━━━ EXCERPTED DATA ━━━
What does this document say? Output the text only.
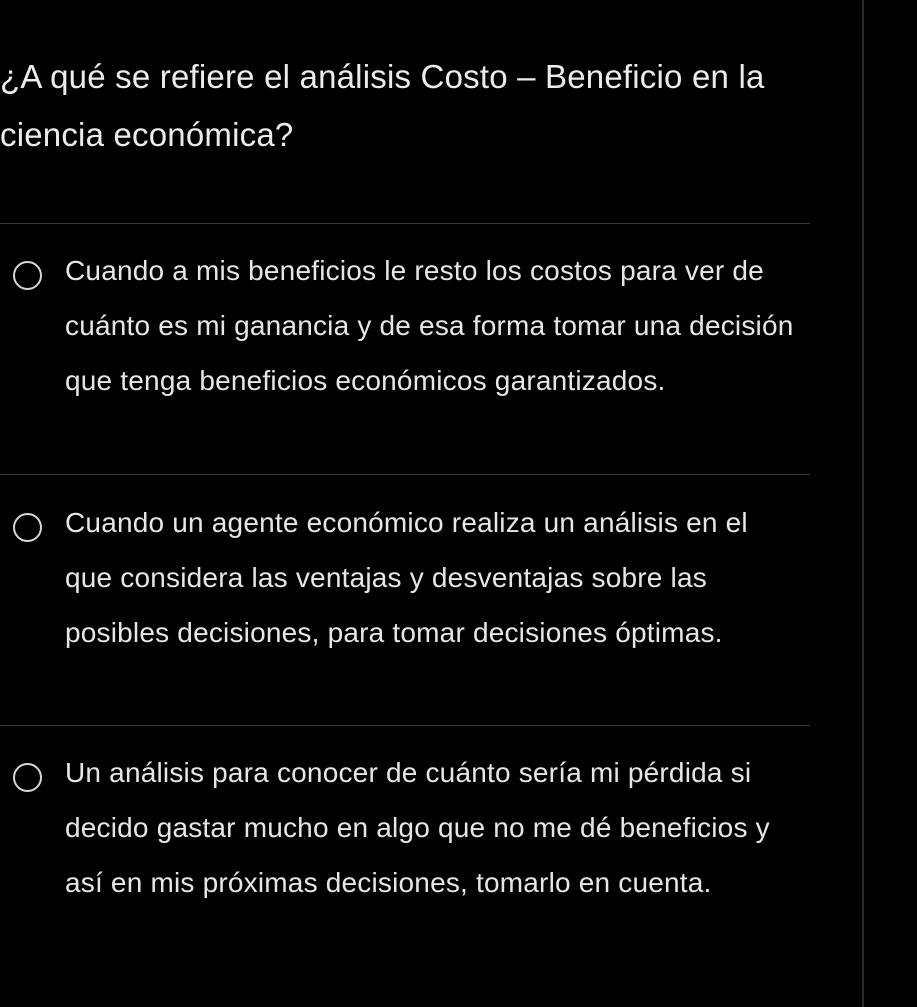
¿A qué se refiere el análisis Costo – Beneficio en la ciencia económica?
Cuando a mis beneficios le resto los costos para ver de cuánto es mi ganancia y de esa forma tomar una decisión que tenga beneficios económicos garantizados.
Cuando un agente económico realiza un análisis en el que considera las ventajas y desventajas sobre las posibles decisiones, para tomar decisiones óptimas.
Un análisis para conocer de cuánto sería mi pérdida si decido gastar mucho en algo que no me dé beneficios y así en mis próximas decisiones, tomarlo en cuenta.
━━━
● PROBLEM DETAILS
Each entry above should be reproduced exactly, with the pictures removed.

● TASK ANSWER
What does this document say? Output the text only.
¿A qué se refiere el análisis Costo – Beneficio en la ciencia económica?
Cuando a mis beneficios le resto los costos para ver de cuánto es mi ganancia y de esa forma tomar una decisión que tenga beneficios económicos garantizados.
Cuando un agente económico realiza un análisis en el que considera las ventajas y desventajas sobre las posibles decisiones, para tomar decisiones óptimas.
Un análisis para conocer de cuánto sería mi pérdida si decido gastar mucho en algo que no me dé beneficios y así en mis próximas decisiones, tomarlo en cuenta.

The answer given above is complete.